WHAT TO DO: Extract the lines that carry the string "spread" from the listing.

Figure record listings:

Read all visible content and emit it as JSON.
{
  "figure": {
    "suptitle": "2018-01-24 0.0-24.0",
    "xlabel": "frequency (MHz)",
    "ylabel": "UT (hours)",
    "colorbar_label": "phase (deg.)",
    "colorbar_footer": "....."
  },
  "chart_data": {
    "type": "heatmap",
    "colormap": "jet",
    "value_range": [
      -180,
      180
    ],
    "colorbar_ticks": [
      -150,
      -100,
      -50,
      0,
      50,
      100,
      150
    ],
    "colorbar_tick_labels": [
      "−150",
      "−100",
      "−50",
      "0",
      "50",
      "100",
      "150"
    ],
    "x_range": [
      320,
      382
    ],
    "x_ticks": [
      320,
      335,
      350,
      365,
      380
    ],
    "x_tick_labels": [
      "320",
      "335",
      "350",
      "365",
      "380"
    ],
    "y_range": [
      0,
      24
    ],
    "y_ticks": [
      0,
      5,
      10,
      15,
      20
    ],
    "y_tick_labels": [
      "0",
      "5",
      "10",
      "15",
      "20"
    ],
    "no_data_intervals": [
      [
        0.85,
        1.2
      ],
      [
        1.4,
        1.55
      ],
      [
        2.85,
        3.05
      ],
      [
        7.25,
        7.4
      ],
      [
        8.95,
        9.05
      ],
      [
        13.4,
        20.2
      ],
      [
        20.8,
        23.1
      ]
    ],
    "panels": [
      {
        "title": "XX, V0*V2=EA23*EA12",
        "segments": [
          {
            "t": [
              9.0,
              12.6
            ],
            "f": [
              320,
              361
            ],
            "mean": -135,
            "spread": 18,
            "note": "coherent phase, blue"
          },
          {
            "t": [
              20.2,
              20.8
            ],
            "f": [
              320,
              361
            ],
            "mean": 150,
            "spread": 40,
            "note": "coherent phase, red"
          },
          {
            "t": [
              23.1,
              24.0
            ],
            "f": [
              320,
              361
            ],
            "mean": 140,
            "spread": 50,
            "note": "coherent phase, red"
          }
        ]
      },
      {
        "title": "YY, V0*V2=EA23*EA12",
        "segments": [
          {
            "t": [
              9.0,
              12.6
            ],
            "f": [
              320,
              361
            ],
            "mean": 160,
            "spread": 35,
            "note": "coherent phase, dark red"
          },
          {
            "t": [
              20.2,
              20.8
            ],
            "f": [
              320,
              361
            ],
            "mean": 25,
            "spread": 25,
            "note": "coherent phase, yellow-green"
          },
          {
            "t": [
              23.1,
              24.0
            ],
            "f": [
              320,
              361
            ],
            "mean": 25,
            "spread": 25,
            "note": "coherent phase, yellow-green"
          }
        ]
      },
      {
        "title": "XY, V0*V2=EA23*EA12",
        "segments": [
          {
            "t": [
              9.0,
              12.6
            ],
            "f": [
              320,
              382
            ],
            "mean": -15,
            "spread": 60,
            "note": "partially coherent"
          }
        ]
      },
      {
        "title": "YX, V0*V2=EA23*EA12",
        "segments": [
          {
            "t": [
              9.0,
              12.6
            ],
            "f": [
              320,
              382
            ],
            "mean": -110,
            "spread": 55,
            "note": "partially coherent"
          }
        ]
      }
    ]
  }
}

REPLY TO THE TASK:
            "spread": 18,
            "spread": 40,
            "spread": 50,
            "spread": 35,
            "spread": 25,
            "spread": 25,
            "spread": 60,
            "spread": 55,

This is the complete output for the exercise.